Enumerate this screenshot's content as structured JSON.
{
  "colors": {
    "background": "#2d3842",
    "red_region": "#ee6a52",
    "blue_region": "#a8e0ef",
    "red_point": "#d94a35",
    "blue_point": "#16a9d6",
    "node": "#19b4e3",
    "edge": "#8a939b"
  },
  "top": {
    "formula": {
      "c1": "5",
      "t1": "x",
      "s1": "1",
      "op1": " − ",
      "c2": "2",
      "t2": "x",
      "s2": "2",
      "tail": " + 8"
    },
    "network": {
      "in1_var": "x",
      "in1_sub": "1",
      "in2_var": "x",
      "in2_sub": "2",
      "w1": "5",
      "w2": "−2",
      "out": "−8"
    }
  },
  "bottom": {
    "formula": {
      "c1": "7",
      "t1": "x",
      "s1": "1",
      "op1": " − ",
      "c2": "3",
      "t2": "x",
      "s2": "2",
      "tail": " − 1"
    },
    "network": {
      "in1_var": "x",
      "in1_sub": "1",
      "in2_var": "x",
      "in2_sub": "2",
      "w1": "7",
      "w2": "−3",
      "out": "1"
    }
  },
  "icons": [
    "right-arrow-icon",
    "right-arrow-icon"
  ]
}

------------------------------------------------

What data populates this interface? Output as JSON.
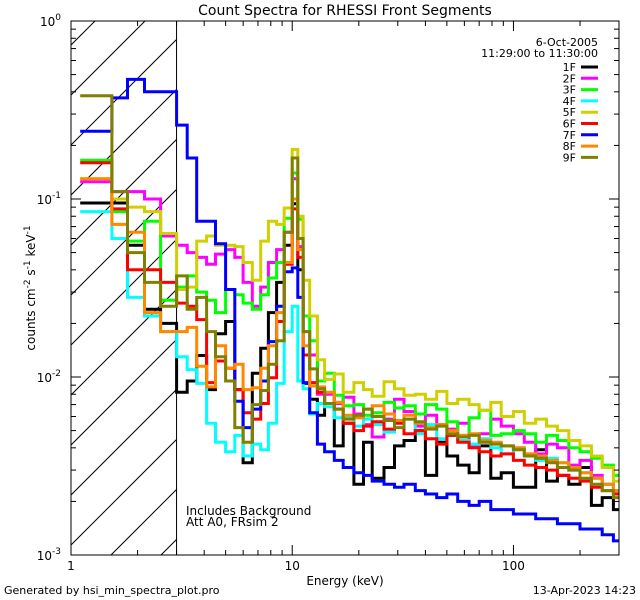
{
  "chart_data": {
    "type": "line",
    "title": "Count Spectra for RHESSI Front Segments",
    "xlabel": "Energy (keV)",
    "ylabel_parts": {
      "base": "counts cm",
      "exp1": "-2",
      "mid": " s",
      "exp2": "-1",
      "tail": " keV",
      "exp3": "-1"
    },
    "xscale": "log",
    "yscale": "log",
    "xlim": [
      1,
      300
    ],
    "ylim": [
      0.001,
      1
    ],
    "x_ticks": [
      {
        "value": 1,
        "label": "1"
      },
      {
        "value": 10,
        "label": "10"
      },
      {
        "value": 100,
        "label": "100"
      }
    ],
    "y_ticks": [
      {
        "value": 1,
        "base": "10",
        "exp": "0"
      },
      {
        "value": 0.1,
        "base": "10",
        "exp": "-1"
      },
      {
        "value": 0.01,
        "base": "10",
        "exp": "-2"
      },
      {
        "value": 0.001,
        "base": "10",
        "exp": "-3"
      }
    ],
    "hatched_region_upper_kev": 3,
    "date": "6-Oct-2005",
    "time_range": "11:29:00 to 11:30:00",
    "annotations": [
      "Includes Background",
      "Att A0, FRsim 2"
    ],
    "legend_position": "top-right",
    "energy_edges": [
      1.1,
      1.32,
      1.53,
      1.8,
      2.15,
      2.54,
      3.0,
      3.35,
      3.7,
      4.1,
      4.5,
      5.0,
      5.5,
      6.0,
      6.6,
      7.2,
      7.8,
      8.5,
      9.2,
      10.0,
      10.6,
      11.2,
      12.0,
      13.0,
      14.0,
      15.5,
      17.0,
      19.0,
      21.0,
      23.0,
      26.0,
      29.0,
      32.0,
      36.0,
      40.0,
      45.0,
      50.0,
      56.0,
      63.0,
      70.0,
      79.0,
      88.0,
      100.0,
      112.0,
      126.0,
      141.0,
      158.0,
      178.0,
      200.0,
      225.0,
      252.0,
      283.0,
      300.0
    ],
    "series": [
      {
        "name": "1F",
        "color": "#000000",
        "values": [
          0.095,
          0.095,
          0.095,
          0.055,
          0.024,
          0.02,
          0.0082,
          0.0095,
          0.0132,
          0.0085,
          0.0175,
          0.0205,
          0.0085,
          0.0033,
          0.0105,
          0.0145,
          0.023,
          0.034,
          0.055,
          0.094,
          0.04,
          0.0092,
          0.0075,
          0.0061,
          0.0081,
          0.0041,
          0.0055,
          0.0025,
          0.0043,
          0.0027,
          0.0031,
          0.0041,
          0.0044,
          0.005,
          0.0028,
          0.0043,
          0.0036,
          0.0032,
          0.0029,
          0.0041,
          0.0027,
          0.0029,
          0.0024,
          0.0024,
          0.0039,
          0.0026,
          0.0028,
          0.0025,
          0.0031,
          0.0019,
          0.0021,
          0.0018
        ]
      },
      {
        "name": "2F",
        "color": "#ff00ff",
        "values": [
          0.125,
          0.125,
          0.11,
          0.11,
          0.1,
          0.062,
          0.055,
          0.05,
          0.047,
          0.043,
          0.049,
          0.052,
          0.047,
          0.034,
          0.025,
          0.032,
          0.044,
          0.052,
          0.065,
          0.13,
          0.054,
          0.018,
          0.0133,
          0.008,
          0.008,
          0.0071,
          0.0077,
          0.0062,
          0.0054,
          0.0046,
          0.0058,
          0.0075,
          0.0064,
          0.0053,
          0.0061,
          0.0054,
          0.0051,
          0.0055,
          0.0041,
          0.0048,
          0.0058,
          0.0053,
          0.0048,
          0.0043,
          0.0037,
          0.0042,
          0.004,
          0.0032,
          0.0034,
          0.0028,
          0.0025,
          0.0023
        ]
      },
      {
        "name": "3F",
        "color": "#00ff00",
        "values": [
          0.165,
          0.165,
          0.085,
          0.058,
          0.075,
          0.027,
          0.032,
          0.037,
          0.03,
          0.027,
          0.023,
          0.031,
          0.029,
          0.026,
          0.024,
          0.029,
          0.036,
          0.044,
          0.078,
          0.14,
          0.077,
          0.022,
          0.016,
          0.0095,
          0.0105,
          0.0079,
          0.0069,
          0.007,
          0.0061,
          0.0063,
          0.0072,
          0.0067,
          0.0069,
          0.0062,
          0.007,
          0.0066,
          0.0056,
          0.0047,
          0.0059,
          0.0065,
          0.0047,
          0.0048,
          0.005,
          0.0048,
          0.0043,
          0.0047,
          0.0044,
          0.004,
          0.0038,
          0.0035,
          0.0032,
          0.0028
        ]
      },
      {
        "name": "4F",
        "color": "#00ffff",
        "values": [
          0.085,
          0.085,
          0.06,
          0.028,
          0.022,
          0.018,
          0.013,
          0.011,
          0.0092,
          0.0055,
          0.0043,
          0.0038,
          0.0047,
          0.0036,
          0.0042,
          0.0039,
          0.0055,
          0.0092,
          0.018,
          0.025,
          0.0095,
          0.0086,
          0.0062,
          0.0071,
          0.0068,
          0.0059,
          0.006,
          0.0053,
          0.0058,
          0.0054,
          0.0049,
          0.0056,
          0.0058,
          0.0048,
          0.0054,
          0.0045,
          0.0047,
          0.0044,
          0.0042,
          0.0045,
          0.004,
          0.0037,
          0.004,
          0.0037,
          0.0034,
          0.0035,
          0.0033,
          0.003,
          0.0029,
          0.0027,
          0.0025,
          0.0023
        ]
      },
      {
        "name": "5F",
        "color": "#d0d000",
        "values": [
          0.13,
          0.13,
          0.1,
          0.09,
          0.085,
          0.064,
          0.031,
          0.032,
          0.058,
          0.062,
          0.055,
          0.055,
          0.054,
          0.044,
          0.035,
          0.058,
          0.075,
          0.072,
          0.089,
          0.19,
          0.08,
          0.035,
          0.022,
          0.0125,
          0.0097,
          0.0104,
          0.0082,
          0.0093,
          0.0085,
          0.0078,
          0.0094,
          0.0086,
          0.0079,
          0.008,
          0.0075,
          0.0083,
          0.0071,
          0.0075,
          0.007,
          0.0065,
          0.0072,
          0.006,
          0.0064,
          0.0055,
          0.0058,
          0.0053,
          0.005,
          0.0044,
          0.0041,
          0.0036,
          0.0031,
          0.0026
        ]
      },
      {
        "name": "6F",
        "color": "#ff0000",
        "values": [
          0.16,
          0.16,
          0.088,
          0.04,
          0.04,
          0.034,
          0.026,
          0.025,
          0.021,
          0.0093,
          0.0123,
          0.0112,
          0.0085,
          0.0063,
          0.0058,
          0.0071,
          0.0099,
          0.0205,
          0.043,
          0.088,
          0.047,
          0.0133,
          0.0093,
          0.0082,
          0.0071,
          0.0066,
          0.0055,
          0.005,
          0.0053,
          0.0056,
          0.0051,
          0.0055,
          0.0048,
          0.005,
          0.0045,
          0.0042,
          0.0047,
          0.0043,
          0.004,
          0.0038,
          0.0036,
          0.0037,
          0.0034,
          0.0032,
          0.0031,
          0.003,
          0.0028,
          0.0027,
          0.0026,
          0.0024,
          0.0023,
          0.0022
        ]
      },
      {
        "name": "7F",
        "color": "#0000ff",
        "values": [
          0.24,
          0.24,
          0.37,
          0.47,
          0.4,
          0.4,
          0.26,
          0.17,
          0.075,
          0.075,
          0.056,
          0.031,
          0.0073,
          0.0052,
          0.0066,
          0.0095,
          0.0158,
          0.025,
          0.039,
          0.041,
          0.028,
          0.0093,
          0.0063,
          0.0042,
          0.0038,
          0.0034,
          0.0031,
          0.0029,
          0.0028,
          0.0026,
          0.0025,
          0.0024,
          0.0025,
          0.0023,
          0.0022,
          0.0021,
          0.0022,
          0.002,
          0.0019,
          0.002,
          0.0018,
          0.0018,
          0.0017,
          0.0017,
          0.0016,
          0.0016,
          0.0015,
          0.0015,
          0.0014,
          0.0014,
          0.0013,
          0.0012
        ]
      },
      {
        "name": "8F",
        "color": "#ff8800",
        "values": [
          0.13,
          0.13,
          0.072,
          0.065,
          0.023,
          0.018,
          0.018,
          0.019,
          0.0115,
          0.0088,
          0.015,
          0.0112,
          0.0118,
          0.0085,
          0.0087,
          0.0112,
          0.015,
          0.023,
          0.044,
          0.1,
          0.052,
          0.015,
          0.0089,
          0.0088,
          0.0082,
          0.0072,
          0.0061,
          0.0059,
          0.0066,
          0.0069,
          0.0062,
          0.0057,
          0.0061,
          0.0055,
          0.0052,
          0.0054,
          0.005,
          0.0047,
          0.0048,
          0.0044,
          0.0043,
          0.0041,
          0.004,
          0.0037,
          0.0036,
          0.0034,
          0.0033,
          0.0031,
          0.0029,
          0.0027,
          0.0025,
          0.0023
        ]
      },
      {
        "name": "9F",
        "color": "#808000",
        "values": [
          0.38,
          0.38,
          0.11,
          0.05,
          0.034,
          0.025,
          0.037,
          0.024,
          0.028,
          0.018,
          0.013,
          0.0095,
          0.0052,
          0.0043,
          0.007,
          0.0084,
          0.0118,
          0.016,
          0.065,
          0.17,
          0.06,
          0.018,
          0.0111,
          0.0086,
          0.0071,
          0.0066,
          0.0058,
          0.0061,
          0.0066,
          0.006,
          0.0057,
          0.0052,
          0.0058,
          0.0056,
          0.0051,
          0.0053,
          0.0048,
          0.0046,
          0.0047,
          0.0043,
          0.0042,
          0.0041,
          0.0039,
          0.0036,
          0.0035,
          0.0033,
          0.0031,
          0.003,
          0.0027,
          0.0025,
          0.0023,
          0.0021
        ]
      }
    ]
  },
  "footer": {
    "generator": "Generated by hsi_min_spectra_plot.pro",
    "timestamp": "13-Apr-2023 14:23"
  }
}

------------------------------------------------

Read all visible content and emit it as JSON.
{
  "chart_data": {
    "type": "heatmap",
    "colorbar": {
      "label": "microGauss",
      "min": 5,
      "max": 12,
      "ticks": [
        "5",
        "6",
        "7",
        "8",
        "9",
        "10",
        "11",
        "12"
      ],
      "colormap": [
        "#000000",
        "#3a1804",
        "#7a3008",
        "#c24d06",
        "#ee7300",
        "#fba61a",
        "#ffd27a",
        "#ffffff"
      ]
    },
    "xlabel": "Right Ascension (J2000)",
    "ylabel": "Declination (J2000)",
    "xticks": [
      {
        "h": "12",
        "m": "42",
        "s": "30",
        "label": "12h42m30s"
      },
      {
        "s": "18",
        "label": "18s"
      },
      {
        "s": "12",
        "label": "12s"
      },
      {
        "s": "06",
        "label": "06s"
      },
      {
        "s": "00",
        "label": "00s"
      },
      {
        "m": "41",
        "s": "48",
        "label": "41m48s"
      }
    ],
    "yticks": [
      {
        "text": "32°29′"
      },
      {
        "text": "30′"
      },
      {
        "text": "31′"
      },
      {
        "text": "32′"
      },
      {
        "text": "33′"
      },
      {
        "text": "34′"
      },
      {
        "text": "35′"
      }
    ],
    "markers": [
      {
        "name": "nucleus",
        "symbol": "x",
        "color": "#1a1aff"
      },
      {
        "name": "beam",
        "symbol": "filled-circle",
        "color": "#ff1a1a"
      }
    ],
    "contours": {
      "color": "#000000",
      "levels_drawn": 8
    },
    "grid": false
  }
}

------------------------------------------------

Pick every line with "xlabel" in it and copy it.

TASK RESPONSE:
    "xlabel": "Energy (keV)",
    "xlabel": "Right Ascension (J2000)",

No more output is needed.